(YOUR OBJECTIVE)
How many lines in this material include the string "test"? Answer with the number and nothing further.

[Dataset excerpts]
---*---
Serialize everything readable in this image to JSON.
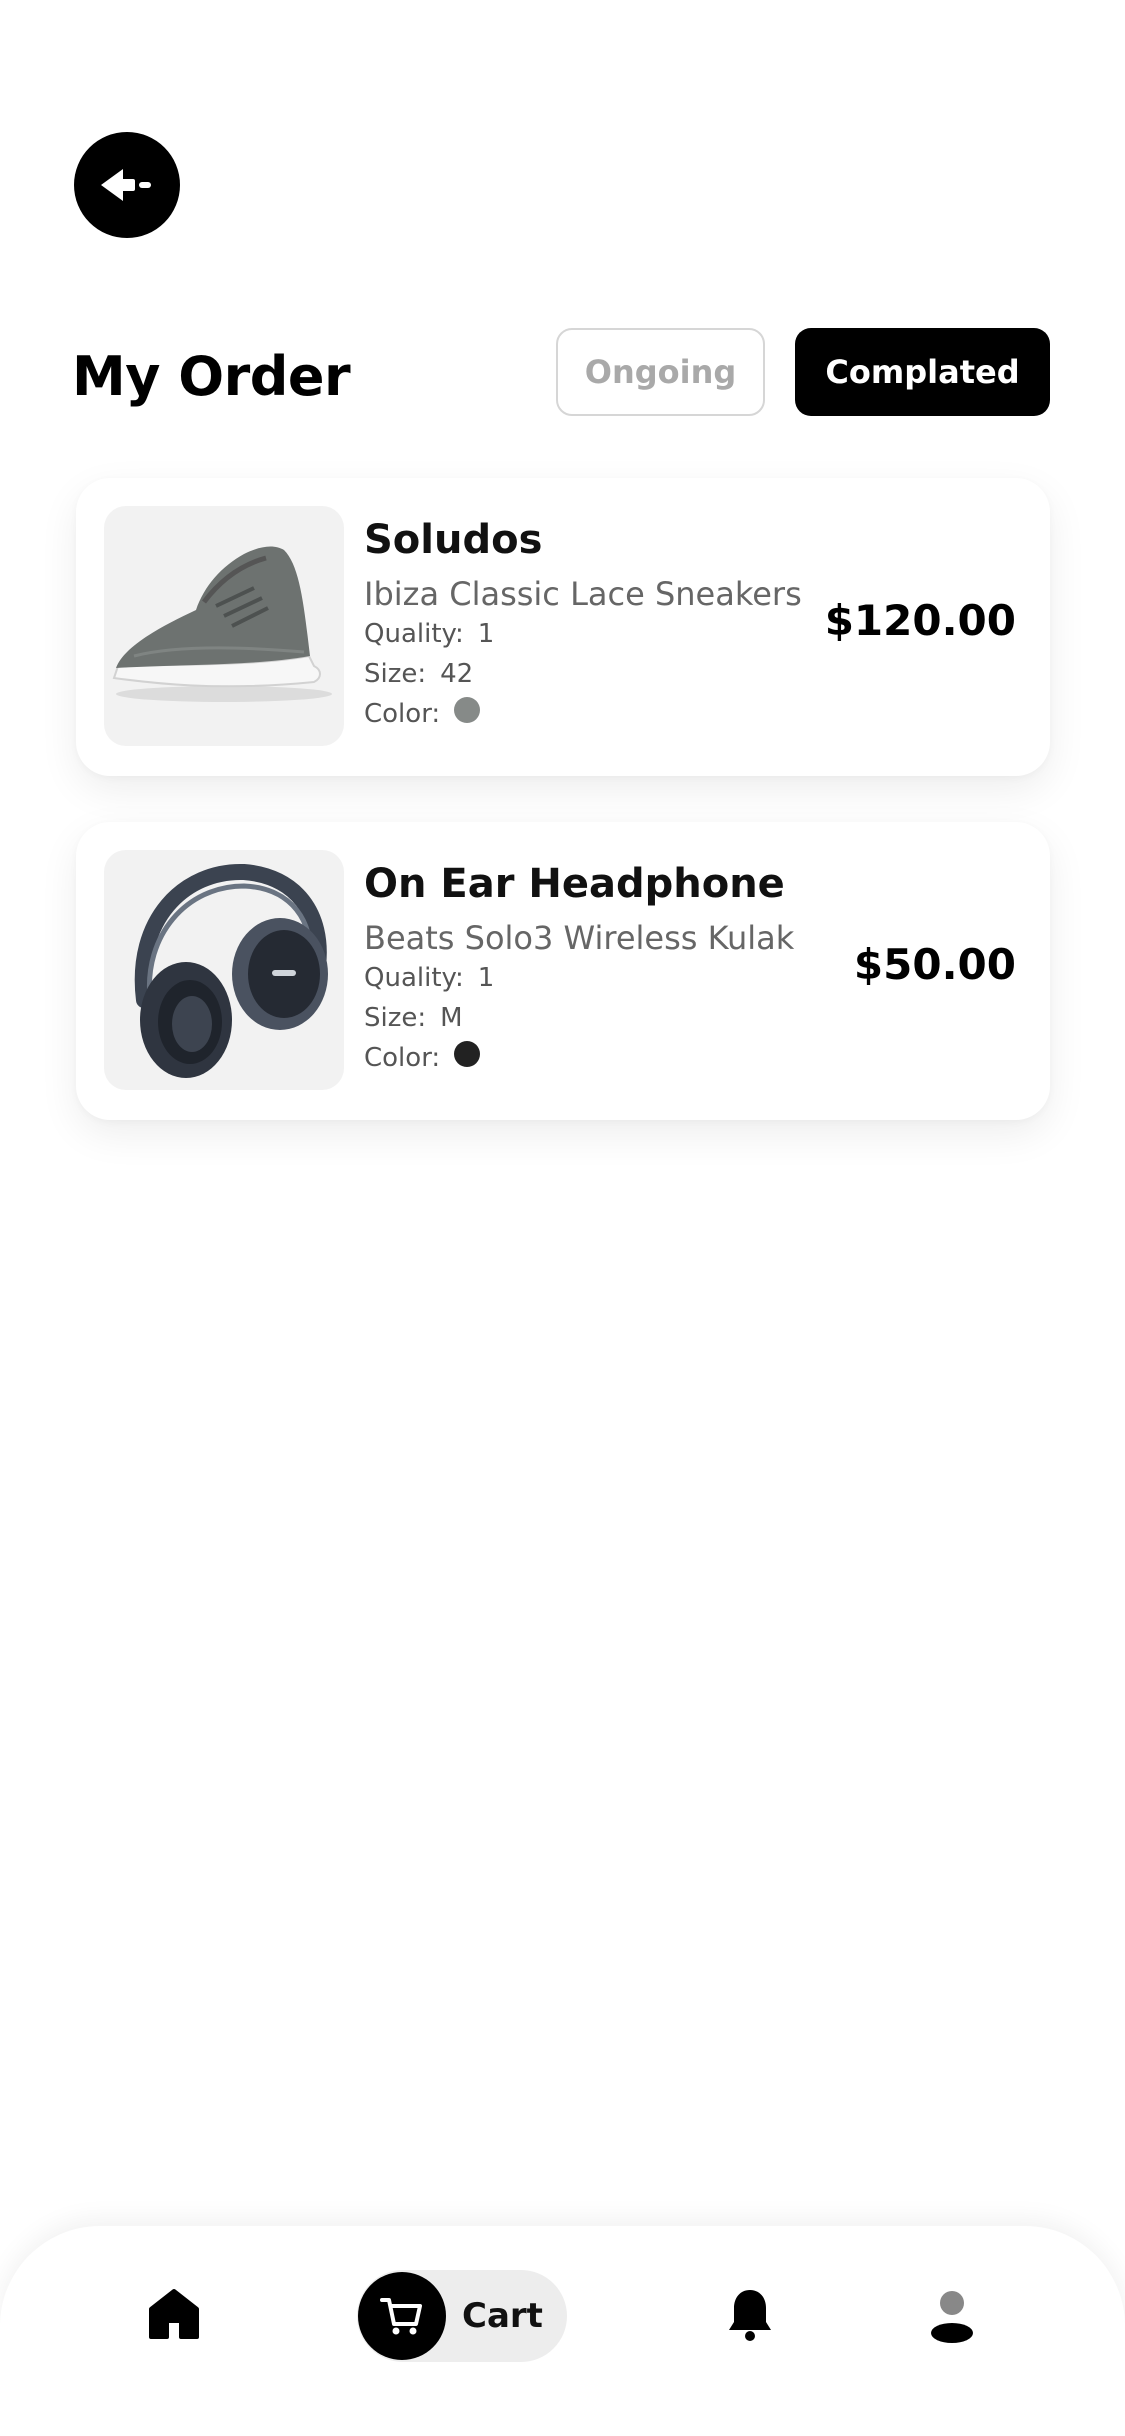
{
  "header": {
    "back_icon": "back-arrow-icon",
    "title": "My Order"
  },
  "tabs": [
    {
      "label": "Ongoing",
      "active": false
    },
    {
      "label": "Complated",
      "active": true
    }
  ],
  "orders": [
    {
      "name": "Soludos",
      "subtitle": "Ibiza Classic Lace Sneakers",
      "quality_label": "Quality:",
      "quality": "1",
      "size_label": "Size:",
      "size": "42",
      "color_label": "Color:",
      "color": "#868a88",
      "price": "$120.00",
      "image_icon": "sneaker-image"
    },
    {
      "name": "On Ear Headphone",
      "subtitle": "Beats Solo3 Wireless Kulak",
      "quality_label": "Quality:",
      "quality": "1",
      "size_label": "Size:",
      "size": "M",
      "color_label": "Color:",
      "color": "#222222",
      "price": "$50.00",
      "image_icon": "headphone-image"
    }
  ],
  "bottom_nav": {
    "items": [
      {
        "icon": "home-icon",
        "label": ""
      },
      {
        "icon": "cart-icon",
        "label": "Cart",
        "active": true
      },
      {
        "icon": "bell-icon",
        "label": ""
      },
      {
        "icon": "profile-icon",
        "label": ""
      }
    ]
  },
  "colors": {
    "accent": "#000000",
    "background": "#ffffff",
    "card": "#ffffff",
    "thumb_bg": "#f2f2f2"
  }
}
---*---
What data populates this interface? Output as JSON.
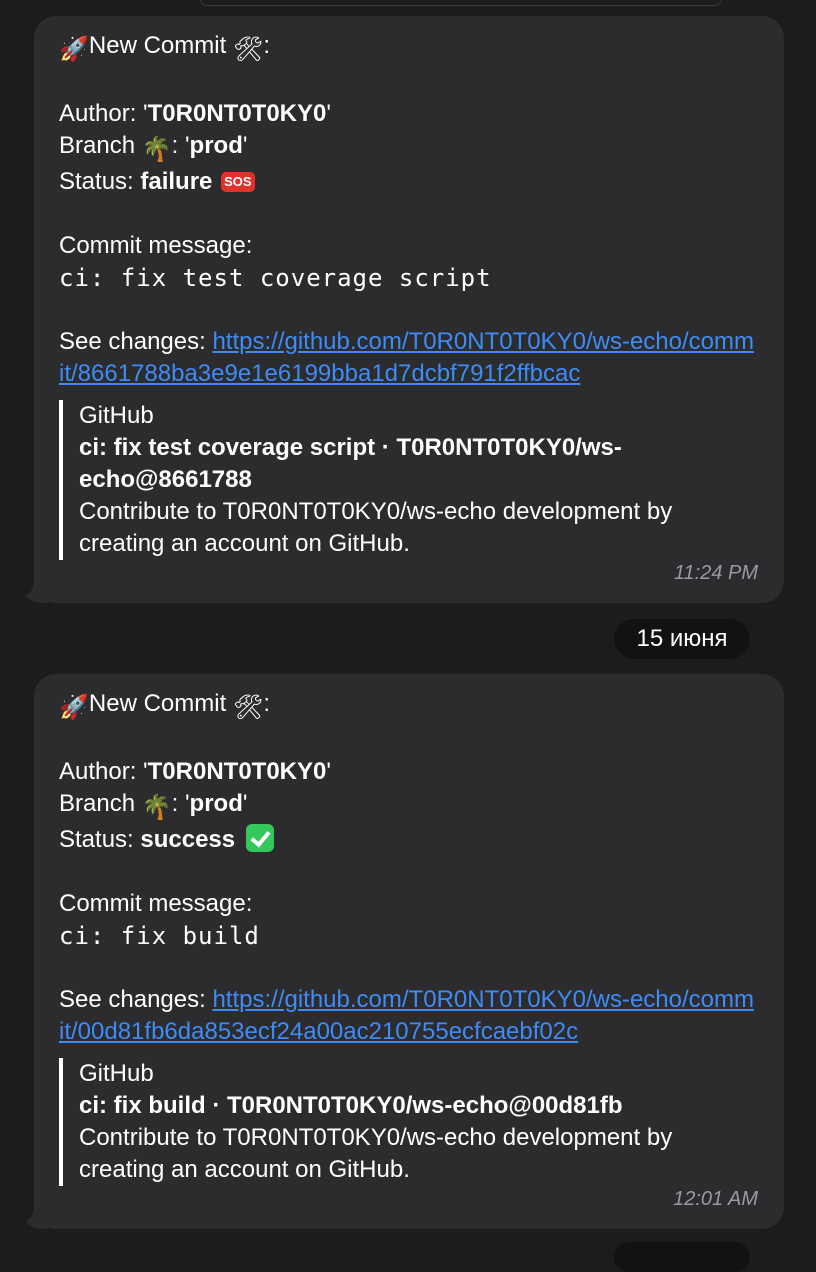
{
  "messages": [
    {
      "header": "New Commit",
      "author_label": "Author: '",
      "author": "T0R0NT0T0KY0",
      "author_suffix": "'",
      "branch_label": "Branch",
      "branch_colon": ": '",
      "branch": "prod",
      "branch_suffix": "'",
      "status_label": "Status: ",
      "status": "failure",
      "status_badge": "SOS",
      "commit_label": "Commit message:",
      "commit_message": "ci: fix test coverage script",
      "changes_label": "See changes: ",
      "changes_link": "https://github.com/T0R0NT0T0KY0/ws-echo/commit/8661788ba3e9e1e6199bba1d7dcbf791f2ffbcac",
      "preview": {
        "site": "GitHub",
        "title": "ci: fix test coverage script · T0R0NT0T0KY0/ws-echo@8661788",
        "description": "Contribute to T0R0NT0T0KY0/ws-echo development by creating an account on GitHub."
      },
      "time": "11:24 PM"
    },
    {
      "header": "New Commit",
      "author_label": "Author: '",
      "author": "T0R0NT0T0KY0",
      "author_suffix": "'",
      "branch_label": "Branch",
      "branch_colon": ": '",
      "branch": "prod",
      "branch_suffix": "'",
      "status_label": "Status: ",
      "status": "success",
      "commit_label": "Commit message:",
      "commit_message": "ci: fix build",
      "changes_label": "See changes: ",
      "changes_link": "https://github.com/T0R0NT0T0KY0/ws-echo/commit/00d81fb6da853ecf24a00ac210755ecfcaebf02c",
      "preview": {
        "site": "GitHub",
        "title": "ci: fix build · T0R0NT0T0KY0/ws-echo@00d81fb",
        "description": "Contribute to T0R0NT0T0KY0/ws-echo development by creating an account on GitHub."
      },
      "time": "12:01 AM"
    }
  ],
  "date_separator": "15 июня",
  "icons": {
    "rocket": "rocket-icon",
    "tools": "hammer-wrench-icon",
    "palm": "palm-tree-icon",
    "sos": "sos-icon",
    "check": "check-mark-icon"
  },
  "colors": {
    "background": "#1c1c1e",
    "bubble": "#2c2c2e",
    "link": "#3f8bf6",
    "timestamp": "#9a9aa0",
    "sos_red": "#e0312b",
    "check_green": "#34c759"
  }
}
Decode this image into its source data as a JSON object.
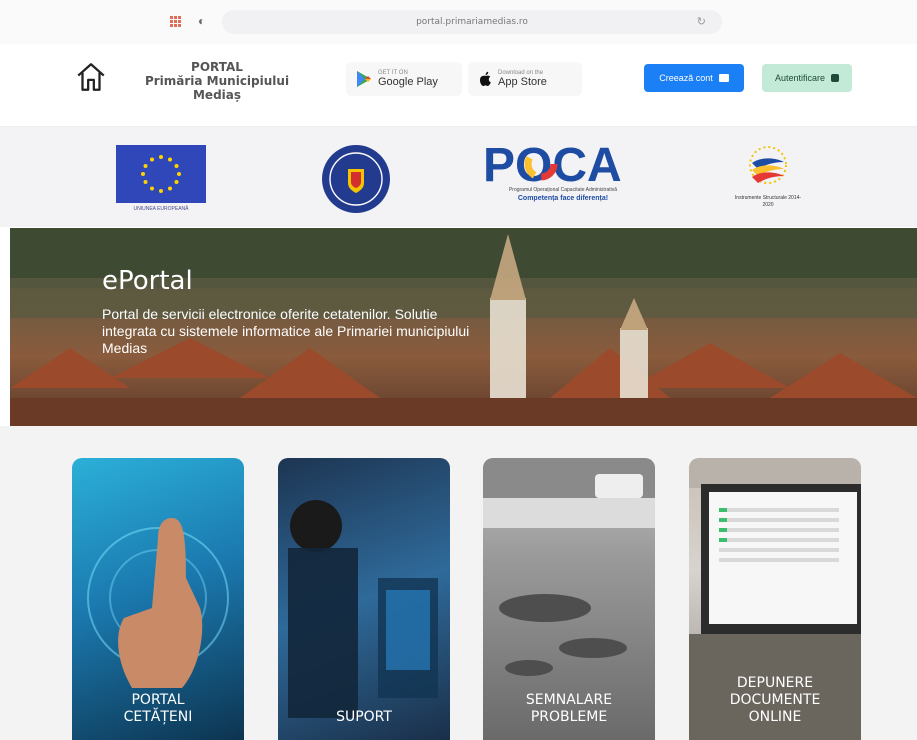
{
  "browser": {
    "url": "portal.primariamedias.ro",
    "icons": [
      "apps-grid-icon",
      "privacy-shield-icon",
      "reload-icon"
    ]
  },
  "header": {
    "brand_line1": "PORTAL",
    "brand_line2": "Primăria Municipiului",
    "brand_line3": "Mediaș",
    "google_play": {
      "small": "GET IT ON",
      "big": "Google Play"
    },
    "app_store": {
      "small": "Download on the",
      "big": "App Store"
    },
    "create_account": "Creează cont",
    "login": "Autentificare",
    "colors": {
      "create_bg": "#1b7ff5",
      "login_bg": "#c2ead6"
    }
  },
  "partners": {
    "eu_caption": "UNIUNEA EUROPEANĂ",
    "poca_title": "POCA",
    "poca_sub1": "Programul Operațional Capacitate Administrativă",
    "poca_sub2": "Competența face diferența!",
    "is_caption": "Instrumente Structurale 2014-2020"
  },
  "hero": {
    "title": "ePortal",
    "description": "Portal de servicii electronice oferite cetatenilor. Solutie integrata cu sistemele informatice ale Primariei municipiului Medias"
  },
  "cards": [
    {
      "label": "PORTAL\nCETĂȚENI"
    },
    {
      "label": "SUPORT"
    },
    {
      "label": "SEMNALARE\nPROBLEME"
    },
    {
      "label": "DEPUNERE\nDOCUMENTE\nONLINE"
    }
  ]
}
---*---
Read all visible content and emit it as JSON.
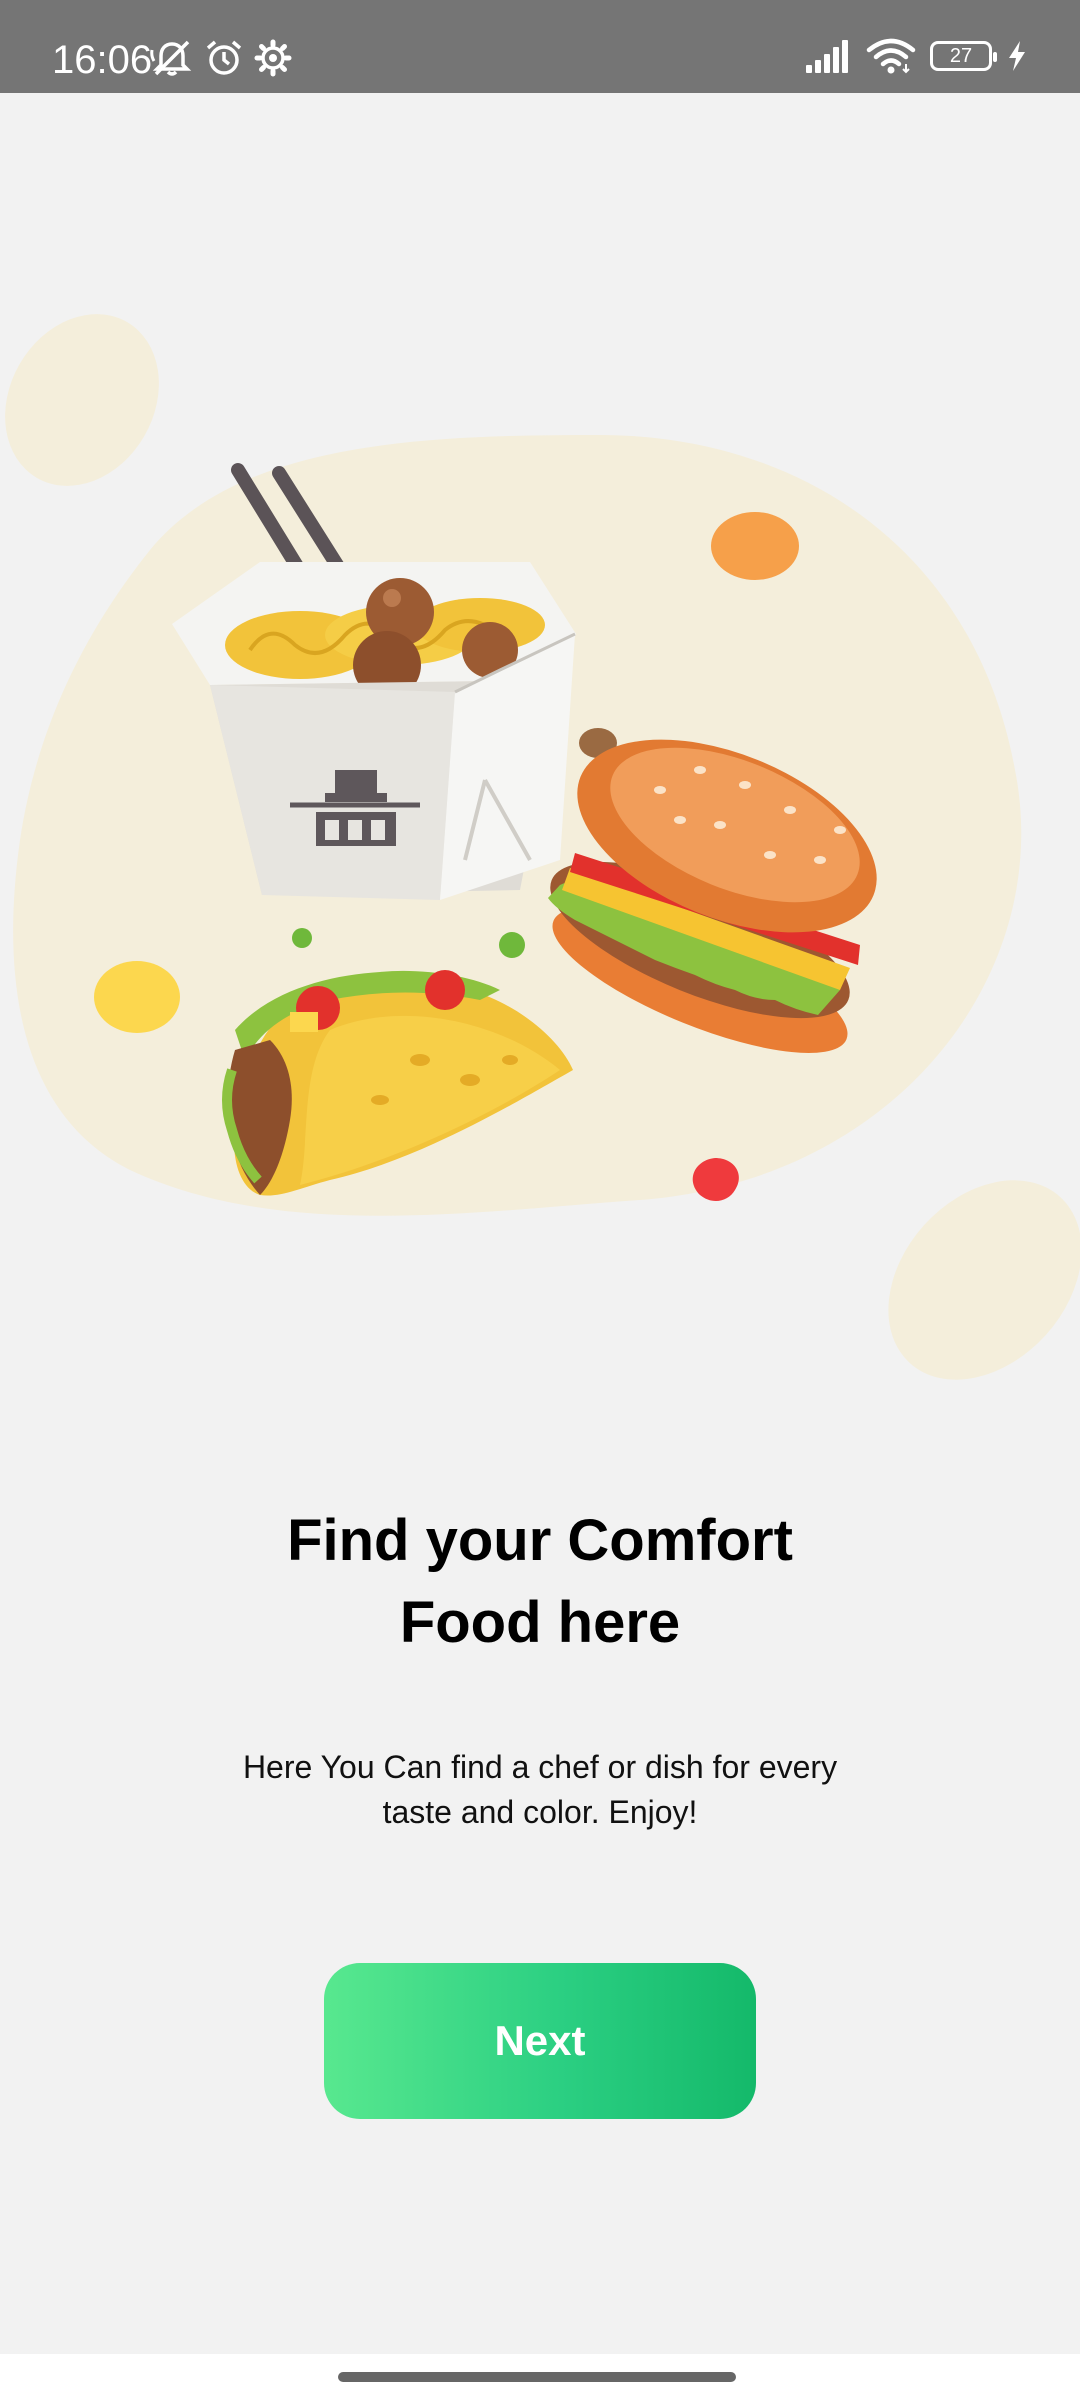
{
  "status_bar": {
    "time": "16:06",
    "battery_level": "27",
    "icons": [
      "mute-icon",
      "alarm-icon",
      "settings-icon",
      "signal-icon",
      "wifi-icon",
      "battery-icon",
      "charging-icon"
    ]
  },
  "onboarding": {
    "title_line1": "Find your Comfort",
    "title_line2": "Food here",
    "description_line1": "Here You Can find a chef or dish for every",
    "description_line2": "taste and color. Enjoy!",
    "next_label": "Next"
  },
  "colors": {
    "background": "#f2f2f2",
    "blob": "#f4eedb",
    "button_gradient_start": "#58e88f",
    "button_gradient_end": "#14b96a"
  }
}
---*---
(OUTPUT OF THE EXERCISE)
2